:: Exercise goal ::
Repeat every entry word for word, skipping the pictures.

:: Records contained in a dataset ::

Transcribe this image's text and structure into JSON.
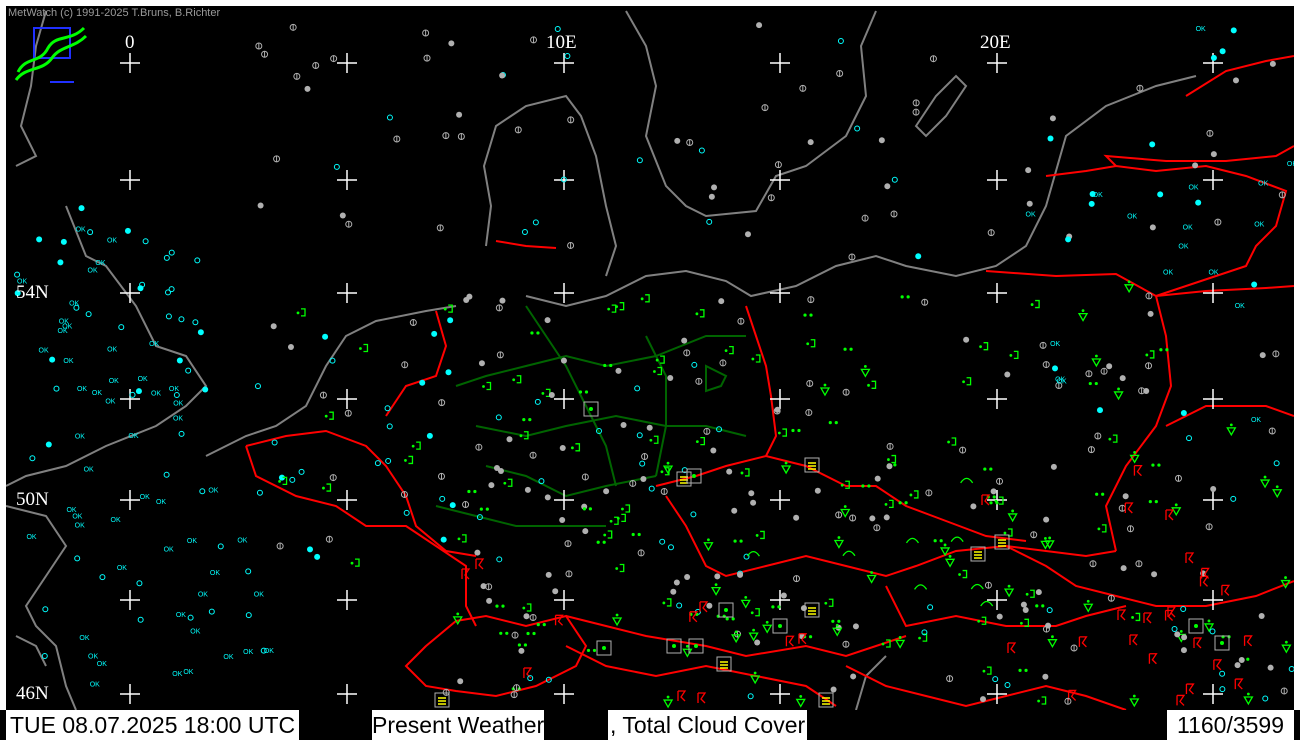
{
  "app": {
    "credit": "MetWatch  (c) 1991-2025 T.Bruns, B.Richter"
  },
  "map": {
    "lon_labels": [
      "0",
      "10E",
      "20E"
    ],
    "lat_labels": [
      "54N",
      "50N",
      "46N"
    ],
    "colors": {
      "background": "#000000",
      "coast": "#808080",
      "border": "#ff0000",
      "state_border": "#006400",
      "grid": "#ffffff",
      "no_weather": "#00ffff",
      "rain": "#00ff00",
      "thunder": "#ff0000",
      "fog": "#ffff00",
      "cloud_dot": "#b0b0b0"
    },
    "station_code": "OK"
  },
  "status": {
    "datetime": "TUE 08.07.2025 18:00 UTC",
    "product": "Present Weather",
    "product2": ", Total Cloud Cover",
    "count": "1160/3599"
  }
}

:: Exercise response ::
Transcribe this image's text and structure into JSON.
{
  "app": {
    "credit": "MetWatch  (c) 1991-2025 T.Bruns, B.Richter"
  },
  "map": {
    "lon_labels": [
      "0",
      "10E",
      "20E"
    ],
    "lat_labels": [
      "54N",
      "50N",
      "46N"
    ],
    "colors": {
      "background": "#000000",
      "coast": "#808080",
      "border": "#ff0000",
      "state_border": "#006400",
      "grid": "#ffffff",
      "no_weather": "#00ffff",
      "rain": "#00ff00",
      "thunder": "#ff0000",
      "fog": "#ffff00",
      "cloud_dot": "#b0b0b0"
    },
    "station_code": "OK"
  },
  "status": {
    "datetime": "TUE 08.07.2025 18:00 UTC",
    "product": "Present Weather",
    "product2": ", Total Cloud Cover",
    "count": "1160/3599"
  }
}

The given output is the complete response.